**Exercise:** Using the material that follows, identify and copy each line with the string "structured".

**Extracted entries:**

= = = =

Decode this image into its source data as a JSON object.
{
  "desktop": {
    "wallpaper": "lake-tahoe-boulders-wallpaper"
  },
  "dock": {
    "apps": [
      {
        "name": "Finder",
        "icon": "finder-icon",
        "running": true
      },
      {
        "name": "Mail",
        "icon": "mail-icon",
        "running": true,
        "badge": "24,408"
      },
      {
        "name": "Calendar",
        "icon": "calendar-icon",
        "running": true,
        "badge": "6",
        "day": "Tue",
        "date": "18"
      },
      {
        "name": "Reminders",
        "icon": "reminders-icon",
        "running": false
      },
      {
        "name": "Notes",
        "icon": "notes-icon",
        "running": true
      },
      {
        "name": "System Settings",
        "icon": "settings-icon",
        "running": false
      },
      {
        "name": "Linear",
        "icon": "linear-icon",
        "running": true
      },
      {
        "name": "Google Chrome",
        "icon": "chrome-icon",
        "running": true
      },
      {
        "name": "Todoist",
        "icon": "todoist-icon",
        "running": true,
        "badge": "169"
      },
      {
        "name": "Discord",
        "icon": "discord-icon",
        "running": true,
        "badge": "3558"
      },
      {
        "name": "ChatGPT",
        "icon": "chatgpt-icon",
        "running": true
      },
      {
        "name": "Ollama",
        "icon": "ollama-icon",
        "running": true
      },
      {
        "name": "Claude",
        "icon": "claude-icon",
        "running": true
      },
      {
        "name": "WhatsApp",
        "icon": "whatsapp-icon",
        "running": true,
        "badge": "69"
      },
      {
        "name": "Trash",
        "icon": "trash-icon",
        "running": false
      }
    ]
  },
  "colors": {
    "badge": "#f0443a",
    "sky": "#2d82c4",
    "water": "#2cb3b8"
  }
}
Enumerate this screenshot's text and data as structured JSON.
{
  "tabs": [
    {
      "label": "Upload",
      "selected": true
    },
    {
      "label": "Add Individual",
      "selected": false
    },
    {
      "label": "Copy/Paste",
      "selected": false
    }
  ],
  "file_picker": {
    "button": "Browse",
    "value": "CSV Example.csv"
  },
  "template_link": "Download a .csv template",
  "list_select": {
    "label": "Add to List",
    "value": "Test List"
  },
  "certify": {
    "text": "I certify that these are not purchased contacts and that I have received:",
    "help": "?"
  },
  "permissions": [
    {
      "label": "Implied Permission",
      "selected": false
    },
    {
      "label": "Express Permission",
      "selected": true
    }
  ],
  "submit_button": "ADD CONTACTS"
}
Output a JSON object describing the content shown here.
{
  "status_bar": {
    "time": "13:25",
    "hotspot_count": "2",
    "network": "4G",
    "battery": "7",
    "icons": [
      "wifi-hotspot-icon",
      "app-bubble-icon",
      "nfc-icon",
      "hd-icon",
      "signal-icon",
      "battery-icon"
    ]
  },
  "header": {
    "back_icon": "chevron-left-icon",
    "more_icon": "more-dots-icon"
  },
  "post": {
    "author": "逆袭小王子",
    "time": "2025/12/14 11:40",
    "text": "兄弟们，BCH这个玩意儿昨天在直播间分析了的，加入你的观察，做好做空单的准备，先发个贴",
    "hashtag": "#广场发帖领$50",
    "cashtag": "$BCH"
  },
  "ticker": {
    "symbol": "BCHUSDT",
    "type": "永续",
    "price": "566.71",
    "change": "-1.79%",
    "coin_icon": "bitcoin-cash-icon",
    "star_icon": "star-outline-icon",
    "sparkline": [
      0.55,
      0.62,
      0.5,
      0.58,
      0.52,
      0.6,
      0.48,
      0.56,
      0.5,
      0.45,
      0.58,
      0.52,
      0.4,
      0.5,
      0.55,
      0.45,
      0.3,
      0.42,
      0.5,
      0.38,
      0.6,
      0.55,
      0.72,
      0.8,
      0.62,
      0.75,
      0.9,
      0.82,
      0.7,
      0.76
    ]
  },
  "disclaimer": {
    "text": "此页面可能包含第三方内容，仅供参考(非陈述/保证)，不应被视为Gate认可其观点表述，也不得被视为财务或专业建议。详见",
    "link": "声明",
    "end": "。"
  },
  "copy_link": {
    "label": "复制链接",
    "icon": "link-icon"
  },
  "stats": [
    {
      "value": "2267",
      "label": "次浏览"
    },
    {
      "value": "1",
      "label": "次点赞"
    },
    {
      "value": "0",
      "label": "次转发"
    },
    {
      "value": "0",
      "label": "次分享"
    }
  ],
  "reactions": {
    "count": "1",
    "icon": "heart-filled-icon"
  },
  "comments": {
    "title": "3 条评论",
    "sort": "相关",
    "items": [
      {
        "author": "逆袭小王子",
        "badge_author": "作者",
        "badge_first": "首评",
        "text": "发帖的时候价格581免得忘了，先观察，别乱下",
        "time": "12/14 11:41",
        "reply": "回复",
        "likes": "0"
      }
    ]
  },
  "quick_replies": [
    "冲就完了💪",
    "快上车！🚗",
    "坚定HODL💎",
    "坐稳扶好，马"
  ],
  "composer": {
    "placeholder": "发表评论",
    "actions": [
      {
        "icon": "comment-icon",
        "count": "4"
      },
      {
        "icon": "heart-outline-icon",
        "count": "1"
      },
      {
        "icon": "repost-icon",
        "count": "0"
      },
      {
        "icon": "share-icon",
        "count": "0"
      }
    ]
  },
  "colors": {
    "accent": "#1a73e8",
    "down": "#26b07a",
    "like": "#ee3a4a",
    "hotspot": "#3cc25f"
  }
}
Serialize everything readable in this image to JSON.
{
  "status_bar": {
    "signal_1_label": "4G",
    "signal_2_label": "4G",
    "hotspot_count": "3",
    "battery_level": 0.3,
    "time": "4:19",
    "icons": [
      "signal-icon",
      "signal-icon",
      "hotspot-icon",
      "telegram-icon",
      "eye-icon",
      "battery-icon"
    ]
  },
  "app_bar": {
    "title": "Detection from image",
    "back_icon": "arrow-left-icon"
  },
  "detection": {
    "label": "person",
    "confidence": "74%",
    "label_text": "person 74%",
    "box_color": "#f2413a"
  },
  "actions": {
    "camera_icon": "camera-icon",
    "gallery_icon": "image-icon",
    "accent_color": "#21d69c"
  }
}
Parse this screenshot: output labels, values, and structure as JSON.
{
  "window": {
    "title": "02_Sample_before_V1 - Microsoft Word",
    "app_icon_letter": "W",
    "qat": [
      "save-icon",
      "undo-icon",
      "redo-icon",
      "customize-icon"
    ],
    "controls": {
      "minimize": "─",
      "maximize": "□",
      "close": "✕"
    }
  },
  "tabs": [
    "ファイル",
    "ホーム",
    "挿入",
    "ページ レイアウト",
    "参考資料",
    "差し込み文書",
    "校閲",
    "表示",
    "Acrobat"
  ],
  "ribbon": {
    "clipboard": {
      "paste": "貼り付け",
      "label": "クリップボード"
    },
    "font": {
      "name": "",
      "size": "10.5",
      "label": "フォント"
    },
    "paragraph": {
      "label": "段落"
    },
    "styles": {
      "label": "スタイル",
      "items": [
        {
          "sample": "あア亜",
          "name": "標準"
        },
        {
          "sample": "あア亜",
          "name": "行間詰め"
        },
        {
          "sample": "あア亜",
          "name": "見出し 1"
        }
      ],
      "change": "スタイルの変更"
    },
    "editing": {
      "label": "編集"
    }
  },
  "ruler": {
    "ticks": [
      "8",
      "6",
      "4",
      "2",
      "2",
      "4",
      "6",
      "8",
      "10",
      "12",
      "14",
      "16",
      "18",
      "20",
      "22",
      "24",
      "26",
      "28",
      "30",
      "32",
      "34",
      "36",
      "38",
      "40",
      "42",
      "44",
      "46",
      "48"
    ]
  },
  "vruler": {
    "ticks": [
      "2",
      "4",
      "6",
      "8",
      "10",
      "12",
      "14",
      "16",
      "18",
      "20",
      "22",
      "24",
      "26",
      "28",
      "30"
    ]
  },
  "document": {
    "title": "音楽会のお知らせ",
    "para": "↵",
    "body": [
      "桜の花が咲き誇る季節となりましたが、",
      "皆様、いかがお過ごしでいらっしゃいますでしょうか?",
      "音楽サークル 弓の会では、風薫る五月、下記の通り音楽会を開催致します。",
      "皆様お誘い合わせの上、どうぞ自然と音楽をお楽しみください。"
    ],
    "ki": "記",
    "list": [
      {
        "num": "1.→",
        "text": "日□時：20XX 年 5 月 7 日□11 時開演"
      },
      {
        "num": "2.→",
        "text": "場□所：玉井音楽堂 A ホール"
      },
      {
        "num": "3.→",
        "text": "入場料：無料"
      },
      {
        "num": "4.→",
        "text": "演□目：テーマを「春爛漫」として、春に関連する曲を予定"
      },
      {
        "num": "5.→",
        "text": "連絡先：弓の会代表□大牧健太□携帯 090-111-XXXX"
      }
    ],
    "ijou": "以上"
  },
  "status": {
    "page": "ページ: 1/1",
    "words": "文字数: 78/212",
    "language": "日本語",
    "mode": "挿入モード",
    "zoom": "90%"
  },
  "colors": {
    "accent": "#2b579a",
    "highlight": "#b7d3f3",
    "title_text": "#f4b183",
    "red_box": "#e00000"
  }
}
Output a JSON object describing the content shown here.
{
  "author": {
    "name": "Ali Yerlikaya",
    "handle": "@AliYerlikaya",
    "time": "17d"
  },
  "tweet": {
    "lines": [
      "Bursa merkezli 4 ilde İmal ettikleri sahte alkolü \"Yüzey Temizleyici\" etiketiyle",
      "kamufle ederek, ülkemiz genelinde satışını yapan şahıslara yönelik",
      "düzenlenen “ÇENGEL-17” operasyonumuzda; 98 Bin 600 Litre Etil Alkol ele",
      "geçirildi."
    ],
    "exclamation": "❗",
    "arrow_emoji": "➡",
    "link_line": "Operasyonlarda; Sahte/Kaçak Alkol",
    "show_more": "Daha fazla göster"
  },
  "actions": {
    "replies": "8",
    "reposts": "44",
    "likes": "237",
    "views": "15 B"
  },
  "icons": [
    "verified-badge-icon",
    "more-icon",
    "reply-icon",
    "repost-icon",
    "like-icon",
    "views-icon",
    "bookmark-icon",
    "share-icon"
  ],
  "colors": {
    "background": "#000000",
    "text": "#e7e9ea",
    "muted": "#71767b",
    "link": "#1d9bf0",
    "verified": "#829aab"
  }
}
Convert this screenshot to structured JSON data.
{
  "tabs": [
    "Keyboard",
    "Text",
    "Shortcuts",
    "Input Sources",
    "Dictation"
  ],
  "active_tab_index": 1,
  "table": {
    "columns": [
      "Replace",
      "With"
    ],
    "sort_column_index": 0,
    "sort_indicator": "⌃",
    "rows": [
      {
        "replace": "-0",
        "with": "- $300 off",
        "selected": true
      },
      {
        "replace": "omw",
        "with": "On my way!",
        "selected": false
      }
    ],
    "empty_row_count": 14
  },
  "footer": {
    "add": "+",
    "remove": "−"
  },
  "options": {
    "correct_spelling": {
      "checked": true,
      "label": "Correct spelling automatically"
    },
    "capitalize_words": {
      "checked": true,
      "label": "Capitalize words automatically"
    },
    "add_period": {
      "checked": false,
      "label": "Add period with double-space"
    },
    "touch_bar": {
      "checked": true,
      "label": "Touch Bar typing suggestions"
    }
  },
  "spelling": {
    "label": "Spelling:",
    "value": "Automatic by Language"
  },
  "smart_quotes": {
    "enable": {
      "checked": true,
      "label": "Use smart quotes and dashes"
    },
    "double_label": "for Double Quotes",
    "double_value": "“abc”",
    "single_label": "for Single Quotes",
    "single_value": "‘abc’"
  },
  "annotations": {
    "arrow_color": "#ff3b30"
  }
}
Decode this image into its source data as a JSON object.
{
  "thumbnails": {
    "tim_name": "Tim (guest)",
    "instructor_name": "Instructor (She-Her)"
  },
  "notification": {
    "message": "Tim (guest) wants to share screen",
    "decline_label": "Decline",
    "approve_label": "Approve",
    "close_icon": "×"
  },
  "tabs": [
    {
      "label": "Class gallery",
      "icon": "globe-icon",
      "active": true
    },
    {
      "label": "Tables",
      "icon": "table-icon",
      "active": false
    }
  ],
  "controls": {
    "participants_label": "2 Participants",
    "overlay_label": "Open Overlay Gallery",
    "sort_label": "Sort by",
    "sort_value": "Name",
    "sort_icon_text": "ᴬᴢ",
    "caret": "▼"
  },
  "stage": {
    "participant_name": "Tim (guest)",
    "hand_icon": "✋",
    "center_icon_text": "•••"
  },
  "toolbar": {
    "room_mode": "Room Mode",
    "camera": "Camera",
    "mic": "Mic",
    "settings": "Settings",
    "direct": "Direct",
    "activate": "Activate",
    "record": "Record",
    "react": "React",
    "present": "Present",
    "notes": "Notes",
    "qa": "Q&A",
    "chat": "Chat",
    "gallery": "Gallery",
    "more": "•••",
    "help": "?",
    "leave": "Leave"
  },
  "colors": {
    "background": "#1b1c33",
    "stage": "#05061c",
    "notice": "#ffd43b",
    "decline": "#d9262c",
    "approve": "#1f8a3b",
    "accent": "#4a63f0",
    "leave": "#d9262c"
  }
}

= = = =

**Output below:**
Enumerate this screenshot's text and data as structured JSON.
Convert this screenshot to structured JSON data.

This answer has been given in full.